EXERCISE REQUIREMENTS — Pull out every line below containing the word "Trenton".

RECORDS FOR THIS TASK —
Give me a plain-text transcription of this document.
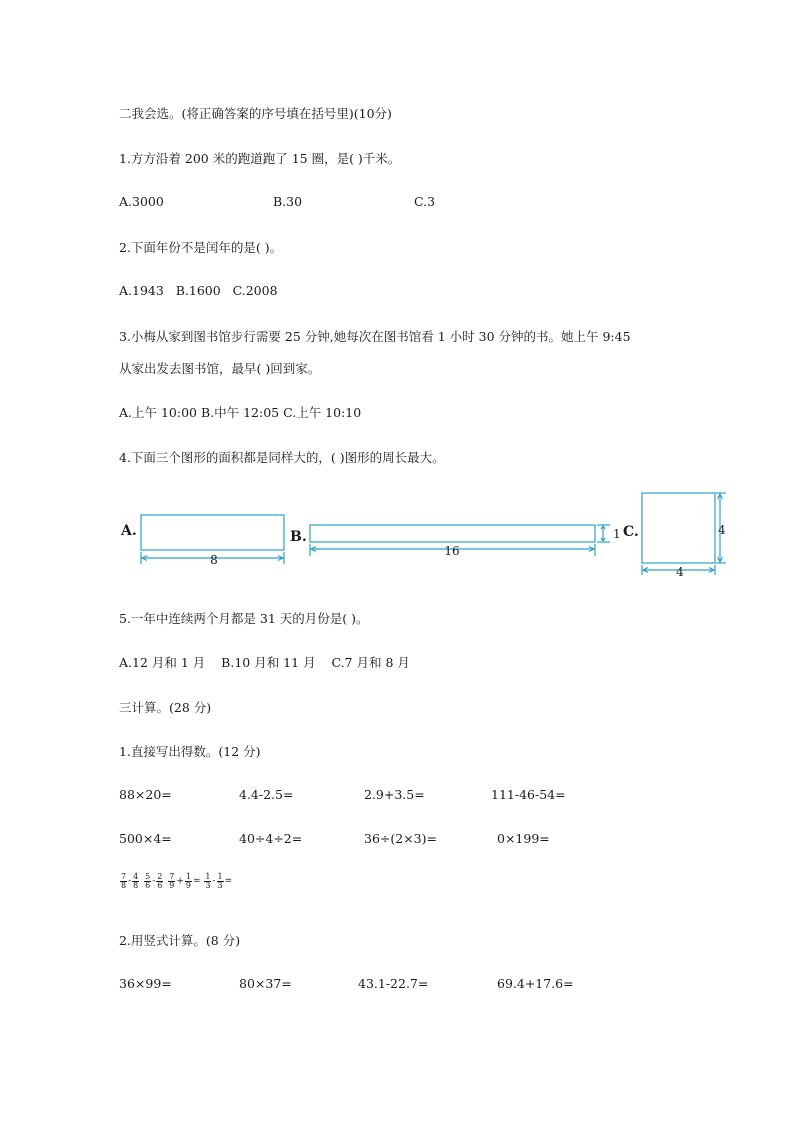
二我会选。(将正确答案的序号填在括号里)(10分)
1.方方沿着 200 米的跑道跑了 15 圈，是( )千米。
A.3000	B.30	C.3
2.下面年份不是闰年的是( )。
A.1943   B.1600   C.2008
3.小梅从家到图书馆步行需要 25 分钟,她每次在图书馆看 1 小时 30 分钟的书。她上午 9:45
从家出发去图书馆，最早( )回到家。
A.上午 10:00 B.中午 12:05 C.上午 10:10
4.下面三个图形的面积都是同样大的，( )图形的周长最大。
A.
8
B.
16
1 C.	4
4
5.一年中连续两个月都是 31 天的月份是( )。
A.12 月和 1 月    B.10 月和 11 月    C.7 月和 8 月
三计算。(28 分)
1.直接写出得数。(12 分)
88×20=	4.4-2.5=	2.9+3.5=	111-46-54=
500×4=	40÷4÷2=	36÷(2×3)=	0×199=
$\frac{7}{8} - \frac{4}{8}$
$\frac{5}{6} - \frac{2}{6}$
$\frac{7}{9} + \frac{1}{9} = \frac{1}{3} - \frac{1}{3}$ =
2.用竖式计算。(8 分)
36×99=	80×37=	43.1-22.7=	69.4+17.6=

==

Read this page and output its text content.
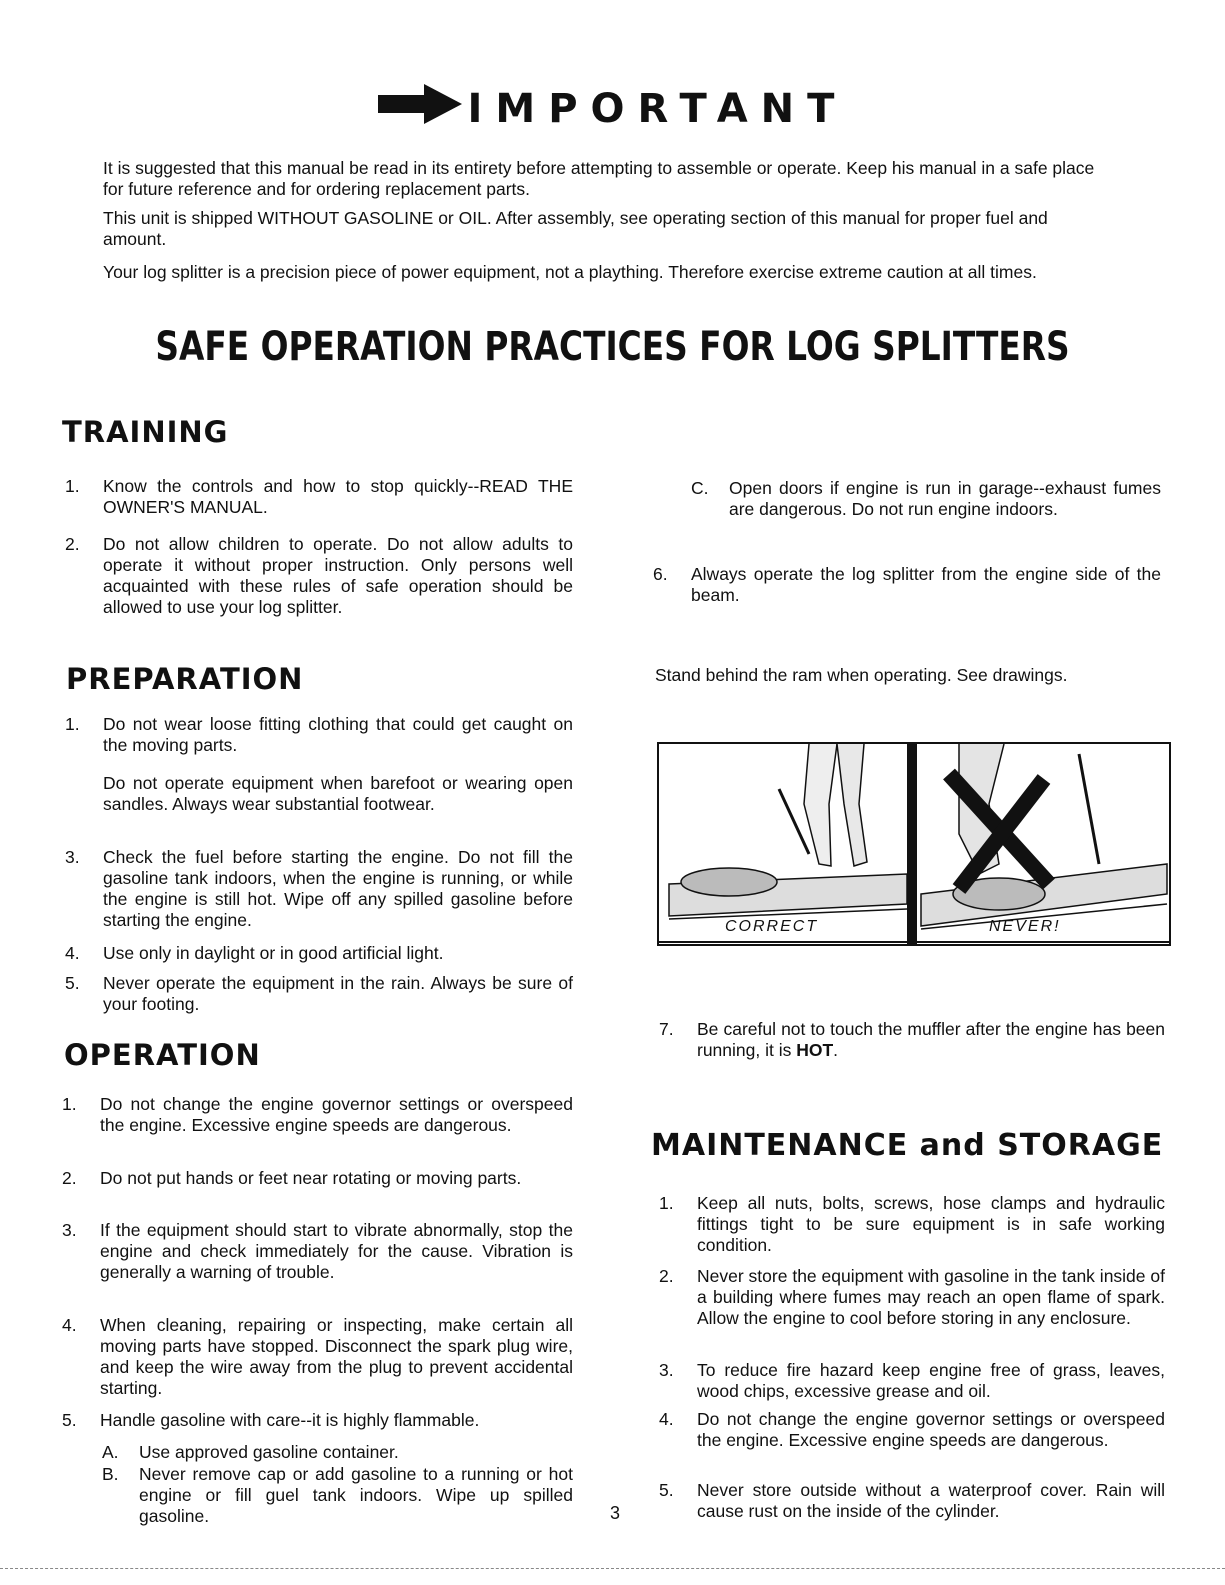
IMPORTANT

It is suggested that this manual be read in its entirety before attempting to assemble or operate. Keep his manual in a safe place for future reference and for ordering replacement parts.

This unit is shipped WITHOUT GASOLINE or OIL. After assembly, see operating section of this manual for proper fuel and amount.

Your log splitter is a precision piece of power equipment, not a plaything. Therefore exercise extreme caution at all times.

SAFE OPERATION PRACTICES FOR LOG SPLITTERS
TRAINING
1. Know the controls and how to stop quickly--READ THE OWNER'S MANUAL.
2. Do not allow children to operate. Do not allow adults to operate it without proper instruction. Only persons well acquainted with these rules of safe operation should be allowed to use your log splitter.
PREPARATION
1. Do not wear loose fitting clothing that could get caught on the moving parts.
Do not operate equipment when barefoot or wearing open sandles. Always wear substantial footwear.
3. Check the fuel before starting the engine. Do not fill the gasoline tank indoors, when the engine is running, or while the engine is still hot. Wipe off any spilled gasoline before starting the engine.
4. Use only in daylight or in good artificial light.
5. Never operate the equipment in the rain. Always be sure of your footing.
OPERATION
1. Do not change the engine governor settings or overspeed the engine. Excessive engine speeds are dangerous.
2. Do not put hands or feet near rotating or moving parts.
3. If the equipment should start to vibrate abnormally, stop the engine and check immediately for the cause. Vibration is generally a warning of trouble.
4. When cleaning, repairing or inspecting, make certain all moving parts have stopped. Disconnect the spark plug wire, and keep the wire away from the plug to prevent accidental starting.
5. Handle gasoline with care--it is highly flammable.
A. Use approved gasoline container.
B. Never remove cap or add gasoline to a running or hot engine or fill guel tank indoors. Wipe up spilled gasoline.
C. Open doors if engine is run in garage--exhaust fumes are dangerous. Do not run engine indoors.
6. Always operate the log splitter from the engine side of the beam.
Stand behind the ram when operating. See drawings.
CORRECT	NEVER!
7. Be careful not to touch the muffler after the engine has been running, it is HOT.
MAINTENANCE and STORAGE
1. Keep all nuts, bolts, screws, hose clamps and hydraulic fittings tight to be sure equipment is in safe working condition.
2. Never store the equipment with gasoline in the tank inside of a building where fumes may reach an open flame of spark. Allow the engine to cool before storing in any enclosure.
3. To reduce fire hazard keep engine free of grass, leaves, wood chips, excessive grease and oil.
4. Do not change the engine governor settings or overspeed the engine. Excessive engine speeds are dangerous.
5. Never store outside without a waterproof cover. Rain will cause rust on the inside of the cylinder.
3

* * *

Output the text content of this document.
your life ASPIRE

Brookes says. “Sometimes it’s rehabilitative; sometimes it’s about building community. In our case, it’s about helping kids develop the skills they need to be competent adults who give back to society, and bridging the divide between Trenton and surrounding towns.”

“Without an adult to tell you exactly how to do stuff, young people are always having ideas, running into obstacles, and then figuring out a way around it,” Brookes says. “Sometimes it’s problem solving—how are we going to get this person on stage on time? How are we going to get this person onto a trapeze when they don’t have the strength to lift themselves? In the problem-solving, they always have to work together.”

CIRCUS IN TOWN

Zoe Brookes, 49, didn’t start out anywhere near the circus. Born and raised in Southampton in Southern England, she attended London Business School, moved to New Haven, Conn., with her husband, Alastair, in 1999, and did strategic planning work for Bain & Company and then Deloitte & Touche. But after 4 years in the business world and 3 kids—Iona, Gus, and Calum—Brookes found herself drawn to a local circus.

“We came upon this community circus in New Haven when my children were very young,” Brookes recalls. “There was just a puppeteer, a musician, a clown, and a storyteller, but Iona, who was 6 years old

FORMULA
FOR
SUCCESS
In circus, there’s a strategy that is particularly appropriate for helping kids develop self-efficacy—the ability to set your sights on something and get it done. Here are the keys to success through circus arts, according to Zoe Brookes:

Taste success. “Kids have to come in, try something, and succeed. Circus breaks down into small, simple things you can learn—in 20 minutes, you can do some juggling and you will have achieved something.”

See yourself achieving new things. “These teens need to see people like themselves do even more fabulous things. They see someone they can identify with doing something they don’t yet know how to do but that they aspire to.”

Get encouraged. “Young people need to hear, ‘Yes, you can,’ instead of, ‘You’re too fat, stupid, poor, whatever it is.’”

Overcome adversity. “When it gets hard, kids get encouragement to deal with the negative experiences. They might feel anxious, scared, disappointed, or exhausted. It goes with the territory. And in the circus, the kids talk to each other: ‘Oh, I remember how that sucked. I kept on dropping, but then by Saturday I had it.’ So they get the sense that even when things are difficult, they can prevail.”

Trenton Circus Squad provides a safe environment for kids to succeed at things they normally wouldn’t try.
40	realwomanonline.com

RESULT OF THIS EXERCISE —
Brookes says. “Sometimes it’s rehabilitative; sometimes it’s about building community. In our case, it’s about helping kids develop the skills they need to be competent adults who give back to society, and bridging the divide between Trenton and surrounding towns.”
Trenton Circus Squad provides a safe environment for kids to succeed at things they normally wouldn’t try.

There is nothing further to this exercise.